*REQUIRED WORK:*
Print the following lines verbatim.
Begin PROVIDED ENTRIES
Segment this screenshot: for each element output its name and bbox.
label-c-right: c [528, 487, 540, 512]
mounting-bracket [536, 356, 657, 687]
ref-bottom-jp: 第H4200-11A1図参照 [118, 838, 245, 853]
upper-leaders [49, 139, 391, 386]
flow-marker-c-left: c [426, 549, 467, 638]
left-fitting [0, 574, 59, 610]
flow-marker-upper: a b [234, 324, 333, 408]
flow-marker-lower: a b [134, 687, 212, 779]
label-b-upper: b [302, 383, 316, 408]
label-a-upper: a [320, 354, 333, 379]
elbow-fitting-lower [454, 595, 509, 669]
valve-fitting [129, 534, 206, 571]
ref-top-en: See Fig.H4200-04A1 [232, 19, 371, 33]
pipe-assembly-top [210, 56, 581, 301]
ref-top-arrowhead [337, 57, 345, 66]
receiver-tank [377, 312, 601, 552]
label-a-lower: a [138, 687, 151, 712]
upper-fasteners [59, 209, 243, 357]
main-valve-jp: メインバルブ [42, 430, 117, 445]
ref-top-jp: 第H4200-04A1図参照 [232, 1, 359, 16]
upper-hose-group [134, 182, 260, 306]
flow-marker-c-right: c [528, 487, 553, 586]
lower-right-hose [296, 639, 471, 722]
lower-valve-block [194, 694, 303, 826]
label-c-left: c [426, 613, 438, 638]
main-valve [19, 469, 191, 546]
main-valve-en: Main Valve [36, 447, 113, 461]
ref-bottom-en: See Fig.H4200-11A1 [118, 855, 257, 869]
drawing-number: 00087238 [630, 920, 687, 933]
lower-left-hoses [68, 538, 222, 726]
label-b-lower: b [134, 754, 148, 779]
End PROVIDED ENTRIES
*SOLUTION TO THIS EXERCISE:*
Segment this screenshot: for each element output its name and bbox.
label-c-right: c [528, 487, 540, 512]
mounting-bracket [536, 356, 657, 687]
ref-bottom-jp: 第H4200-11A1図参照 [118, 838, 245, 853]
upper-leaders [49, 139, 391, 386]
flow-marker-c-left: c [426, 549, 467, 638]
left-fitting [0, 574, 59, 610]
flow-marker-upper: a b [234, 324, 333, 408]
flow-marker-lower: a b [134, 687, 212, 779]
label-b-upper: b [302, 383, 316, 408]
label-a-upper: a [320, 354, 333, 379]
elbow-fitting-lower [454, 595, 509, 669]
valve-fitting [129, 534, 206, 571]
ref-top-en: See Fig.H4200-04A1 [232, 19, 371, 33]
pipe-assembly-top [210, 56, 581, 301]
ref-top-arrowhead [337, 57, 345, 66]
receiver-tank [377, 312, 601, 552]
label-a-lower: a [138, 687, 151, 712]
upper-fasteners [59, 209, 243, 357]
main-valve-jp: メインバルブ [42, 430, 117, 445]
ref-top-jp: 第H4200-04A1図参照 [232, 1, 359, 16]
upper-hose-group [134, 182, 260, 306]
flow-marker-c-right: c [528, 487, 553, 586]
lower-right-hose [296, 639, 471, 722]
lower-valve-block [194, 694, 303, 826]
label-c-left: c [426, 613, 438, 638]
main-valve [19, 469, 191, 546]
main-valve-en: Main Valve [36, 447, 113, 461]
ref-bottom-en: See Fig.H4200-11A1 [118, 855, 257, 869]
drawing-number: 00087238 [630, 920, 687, 933]
lower-left-hoses [68, 538, 222, 726]
label-b-lower: b [134, 754, 148, 779]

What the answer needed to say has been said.